What you will do ▸
1. Copy the canning text from "Only researched based" to "making canning unsafe.".
2. In the canning text, what may be changed or added to a tested recipe?

Selected excerpt ▸
----------------
Common Food and Recipe Issues When Canning
Home food preservation has become very popular. It is wonderful to preserve your own fruits and vegetables to fill your pantry, but it is important to always follow the latest research-based canning methods and recipes when preserving foods at home. These can be found at the National Center for Home Food Preservation nchfp.uga.edu and individual state Extension offices such as food.unl.edu . The following practices are no longer considered a safe way to preserve foods and a few important points for safe home canned products:
Using old or untested recipes is not recommended. Recipes must be evaluated in a laboratory to assure the acidity and processing requirements are met.
Do not to change or add anything to a tested recipe except dry spices and dried herbs.
Only researched based salsa recipes should be used. They are formulated to have enough acid to prevent botulism. Increasing the amounts of vegetables or adding different vegetables changes the acidity levels and can result in botulism. The type of peppers can be interchanged if the total amount remains the same. More lemon juice or vinegar can be added if a tarter flavor is desired.
Only use good quality produce that is free of disease and mold. Over ripe produce is often lower in acid making canning unsafe.
The acidity level of many foods including vinegar has changed over time. Using today’s food products might require different processing times or amounts than a few years ago.
Adding any kind of thickener including any kind of starch or flour is unsafe. The only time it is safe is as part of a scientifically tested recipe.
The amount of salt in any product EXCEPT pickles can be changed based on personal preference. The amount of sugar in the syrup for canned fruit can be reduced safely but can change the color and texture of the fruit and the quality deteriorates quicker. There are recipes designed and tested for reduced sugar.
Elderberries cannot be safely preserved at home due to the acid level of the fruit. Elderberries or juice can be safely frozen.
Mashed or pureed pumpkin or winter squash is no longer considered safe to can but can be frozen. Pumpkin and winter squash can be canned when cut into 1-inch cubes, the correct processing time and method must be used.
Canning summer squash or zucchini is no longer considered safe. It is best to freeze or pickle summer squash or zucchini.
Not all tomatoes have an adequate acid level (pH) and need an acid added to prevent botulism. Bottled lemon juice, citric acid, or vinegar can be added directly to the jars before filling with product. Add sugar to offset acid taste, if desired. Vinegar may cause undesirable flavor changes. Check for correct amounts at food.unl.edu
Enjoy preserving your fruits and vegetables safely!
----------------
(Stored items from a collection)

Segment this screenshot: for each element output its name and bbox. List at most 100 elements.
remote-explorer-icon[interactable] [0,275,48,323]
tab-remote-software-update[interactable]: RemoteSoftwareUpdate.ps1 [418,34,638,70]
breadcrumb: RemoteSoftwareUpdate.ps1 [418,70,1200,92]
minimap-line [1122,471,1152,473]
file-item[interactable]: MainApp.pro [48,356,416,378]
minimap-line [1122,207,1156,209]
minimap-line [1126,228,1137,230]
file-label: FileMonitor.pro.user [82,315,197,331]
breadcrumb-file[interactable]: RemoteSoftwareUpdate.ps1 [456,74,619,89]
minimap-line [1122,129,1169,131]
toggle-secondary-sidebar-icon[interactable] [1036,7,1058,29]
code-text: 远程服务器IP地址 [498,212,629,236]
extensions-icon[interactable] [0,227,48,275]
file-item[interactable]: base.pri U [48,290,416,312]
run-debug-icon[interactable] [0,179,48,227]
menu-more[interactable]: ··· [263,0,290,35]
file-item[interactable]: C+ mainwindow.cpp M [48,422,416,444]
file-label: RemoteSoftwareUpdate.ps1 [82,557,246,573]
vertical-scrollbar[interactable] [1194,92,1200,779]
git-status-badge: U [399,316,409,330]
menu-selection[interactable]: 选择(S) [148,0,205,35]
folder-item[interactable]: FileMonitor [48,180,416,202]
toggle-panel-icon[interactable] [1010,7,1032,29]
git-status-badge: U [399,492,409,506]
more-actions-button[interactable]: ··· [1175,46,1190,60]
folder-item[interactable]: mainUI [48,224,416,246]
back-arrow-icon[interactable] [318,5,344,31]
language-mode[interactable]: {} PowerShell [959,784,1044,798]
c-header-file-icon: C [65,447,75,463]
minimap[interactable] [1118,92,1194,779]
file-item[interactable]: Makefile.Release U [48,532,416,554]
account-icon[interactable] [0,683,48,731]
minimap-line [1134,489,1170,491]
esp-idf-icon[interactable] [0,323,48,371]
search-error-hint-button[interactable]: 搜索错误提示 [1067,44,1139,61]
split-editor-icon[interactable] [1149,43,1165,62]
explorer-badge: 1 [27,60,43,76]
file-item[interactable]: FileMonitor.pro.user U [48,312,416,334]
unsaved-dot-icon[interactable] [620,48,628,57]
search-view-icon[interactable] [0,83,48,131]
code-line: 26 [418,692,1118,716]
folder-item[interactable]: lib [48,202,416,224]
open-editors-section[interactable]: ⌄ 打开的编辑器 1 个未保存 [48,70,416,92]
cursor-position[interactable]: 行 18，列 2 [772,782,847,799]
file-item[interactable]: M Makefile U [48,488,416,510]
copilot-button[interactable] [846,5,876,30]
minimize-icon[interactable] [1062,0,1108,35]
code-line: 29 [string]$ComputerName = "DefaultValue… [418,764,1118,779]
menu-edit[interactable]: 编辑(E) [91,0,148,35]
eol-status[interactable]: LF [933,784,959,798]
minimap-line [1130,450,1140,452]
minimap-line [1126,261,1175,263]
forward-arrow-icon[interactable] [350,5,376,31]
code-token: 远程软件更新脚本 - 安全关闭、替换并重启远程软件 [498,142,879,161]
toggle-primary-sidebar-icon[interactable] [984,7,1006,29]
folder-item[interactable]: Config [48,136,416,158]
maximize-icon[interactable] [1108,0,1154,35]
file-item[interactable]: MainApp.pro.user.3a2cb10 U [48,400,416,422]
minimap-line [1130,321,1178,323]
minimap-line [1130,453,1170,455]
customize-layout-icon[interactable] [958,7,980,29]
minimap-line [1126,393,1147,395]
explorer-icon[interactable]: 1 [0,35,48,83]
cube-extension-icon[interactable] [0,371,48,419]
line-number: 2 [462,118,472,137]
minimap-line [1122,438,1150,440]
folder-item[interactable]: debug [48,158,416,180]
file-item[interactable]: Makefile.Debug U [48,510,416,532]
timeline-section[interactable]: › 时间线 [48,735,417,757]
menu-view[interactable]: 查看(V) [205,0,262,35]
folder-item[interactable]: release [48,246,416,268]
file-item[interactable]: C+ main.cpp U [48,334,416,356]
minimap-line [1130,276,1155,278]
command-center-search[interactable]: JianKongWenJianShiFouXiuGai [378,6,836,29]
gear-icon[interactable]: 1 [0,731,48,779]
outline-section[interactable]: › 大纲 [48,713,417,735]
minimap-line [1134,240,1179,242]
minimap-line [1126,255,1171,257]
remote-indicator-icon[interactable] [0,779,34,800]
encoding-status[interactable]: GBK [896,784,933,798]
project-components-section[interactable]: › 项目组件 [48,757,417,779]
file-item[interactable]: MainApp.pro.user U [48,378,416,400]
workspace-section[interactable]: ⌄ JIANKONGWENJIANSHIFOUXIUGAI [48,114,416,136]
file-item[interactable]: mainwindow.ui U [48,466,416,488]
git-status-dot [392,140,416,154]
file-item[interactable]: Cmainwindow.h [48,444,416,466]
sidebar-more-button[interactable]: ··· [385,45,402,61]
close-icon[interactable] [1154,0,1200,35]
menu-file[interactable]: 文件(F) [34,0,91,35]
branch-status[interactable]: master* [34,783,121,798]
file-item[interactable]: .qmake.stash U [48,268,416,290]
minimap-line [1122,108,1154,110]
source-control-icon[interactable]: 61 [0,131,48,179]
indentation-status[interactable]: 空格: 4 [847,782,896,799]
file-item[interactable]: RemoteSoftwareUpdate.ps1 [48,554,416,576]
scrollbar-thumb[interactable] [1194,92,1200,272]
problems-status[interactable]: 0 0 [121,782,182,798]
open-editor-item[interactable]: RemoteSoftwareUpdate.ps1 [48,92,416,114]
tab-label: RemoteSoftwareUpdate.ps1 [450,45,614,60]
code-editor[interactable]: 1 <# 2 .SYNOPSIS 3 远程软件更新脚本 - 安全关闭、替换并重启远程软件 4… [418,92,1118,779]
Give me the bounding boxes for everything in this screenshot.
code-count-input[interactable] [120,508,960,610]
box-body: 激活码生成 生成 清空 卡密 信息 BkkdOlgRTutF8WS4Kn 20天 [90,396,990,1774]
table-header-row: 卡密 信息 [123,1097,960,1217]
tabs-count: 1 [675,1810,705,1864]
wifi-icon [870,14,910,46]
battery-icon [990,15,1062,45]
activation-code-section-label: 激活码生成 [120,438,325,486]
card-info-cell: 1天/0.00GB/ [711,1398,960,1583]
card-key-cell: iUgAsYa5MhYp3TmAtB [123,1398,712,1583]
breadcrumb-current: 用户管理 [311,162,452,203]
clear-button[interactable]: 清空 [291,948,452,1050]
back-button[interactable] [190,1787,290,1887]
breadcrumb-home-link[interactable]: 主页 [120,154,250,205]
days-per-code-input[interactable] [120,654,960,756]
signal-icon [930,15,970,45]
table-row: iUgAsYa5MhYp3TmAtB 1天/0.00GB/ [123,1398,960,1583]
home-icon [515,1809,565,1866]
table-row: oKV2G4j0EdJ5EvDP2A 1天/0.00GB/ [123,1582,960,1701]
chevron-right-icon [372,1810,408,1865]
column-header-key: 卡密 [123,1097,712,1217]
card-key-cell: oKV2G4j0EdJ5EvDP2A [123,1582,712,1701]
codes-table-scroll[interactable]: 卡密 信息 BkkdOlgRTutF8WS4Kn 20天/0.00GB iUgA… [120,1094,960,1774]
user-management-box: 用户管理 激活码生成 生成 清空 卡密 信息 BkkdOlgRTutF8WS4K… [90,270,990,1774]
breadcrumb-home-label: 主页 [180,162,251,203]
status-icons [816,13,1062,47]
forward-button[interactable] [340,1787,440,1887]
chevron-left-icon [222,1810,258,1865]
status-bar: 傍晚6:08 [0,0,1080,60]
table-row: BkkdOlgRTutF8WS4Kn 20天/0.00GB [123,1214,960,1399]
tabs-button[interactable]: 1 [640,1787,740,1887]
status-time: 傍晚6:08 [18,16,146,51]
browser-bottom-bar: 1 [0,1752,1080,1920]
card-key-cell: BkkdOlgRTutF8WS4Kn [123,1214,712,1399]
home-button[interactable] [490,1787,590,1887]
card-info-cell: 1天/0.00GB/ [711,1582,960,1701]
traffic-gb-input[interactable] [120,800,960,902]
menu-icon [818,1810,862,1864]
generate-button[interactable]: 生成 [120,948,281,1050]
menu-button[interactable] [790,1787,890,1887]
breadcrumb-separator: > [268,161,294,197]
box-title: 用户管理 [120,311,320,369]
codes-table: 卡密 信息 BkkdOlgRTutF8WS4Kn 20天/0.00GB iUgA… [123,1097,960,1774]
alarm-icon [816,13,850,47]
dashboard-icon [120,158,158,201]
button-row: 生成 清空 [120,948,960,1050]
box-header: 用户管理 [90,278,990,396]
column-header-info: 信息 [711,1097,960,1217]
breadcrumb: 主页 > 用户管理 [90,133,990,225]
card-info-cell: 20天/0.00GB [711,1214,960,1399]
----------------
Answers for the tasks ▸
1.
Only researched based salsa recipes should be used. They are formulated to have enough acid to prevent botulism. Increasing the amounts of vegetables or adding different vegetables changes the acidity levels and can result in botulism. The type of peppers can be interchanged if the total amount remains the same. More lemon juice or vinegar can be added if a tarter flavor is desired.
Only use good quality produce that is free of disease and mold. Over ripe produce is often lower in acid making canning unsafe.

2. Only dry spices and dried herbs.